Aim of the task: Please write out the material below exactly as given.

Exercise material:

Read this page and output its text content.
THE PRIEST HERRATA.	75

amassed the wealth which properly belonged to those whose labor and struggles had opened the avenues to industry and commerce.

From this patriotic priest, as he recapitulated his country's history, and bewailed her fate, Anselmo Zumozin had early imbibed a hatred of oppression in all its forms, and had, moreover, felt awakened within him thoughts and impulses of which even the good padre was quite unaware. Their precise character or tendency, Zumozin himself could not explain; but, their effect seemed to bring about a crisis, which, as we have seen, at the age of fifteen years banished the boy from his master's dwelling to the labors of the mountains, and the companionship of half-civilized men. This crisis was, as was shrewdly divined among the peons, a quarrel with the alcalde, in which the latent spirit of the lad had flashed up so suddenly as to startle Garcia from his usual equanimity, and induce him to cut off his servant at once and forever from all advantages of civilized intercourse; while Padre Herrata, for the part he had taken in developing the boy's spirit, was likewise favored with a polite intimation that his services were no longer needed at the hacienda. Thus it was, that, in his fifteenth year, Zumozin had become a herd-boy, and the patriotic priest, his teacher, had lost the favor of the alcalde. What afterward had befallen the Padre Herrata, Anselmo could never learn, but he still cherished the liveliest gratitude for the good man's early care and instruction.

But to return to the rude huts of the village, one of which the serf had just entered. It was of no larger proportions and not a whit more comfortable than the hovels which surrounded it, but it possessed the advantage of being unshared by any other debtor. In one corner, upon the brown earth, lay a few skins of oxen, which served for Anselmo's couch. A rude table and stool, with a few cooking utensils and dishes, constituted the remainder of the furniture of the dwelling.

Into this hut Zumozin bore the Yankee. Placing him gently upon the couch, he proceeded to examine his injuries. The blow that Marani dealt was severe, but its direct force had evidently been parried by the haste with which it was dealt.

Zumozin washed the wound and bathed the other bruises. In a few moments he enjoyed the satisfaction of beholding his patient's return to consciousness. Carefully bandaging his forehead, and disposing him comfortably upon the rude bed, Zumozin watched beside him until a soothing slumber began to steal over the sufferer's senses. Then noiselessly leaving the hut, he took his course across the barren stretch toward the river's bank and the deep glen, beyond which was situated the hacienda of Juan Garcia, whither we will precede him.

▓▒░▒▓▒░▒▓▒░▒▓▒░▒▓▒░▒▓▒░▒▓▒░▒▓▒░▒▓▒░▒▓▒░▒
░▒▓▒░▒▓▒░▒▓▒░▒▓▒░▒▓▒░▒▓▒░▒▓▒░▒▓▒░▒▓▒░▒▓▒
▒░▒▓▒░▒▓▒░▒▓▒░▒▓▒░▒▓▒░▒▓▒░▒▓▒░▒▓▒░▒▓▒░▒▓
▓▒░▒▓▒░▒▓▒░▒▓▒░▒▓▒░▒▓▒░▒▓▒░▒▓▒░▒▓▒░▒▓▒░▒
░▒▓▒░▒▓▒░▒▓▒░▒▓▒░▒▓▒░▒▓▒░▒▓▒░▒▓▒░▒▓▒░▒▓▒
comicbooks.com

Task answer:
Read this page and output its text content.
THE PRIEST HERRATA.	75

amassed the wealth which properly belonged to those whose labor and struggles had opened the avenues to industry and commerce.

From this patriotic priest, as he recapitulated his country's history, and bewailed her fate, Anselmo Zumozin had early imbibed a hatred of oppression in all its forms, and had, moreover, felt awakened within him thoughts and impulses of which even the good padre was quite unaware. Their precise character or tendency, Zumozin himself could not explain; but, their effect seemed to bring about a crisis, which, as we have seen, at the age of fifteen years banished the boy from his master's dwelling to the labors of the mountains, and the companionship of half-civilized men. This crisis was, as was shrewdly divined among the peons, a quarrel with the alcalde, in which the latent spirit of the lad had flashed up so suddenly as to startle Garcia from his usual equanimity, and induce him to cut off his servant at once and forever from all advantages of civilized intercourse; while Padre Herrata, for the part he had taken in developing the boy's spirit, was likewise favored with a polite intimation that his services were no longer needed at the hacienda. Thus it was, that, in his fifteenth year, Zumozin had become a herd-boy, and the patriotic priest, his teacher, had lost the favor of the alcalde. What afterward had befallen the Padre Herrata, Anselmo could never learn, but he still cherished the liveliest gratitude for the good man's early care and instruction.

But to return to the rude huts of the village, one of which the serf had just entered. It was of no larger proportions and not a whit more comfortable than the hovels which surrounded it, but it possessed the advantage of being unshared by any other debtor. In one corner, upon the brown earth, lay a few skins of oxen, which served for Anselmo's couch. A rude table and stool, with a few cooking utensils and dishes, constituted the remainder of the furniture of the dwelling.

Into this hut Zumozin bore the Yankee. Placing him gently upon the couch, he proceeded to examine his injuries. The blow that Marani dealt was severe, but its direct force had evidently been parried by the haste with which it was dealt.

Zumozin washed the wound and bathed the other bruises. In a few moments he enjoyed the satisfaction of beholding his patient's return to consciousness. Carefully bandaging his forehead, and disposing him comfortably upon the rude bed, Zumozin watched beside him until a soothing slumber began to steal over the sufferer's senses. Then noiselessly leaving the hut, he took his course across the barren stretch toward the river's bank and the deep glen, beyond which was situated the hacienda of Juan Garcia, whither we will precede him.

▓▒░▒▓▒░▒▓▒░▒▓▒░▒▓▒░▒▓▒░▒▓▒░▒▓▒░▒▓▒░▒▓▒░▒
░▒▓▒░▒▓▒░▒▓▒░▒▓▒░▒▓▒░▒▓▒░▒▓▒░▒▓▒░▒▓▒░▒▓▒
▒░▒▓▒░▒▓▒░▒▓▒░▒▓▒░▒▓▒░▒▓▒░▒▓▒░▒▓▒░▒▓▒░▒▓
▓▒░▒▓▒░▒▓▒░▒▓▒░▒▓▒░▒▓▒░▒▓▒░▒▓▒░▒▓▒░▒▓▒░▒
░▒▓▒░▒▓▒░▒▓▒░▒▓▒░▒▓▒░▒▓▒░▒▓▒░▒▓▒░▒▓▒░▒▓▒
comicbooks.com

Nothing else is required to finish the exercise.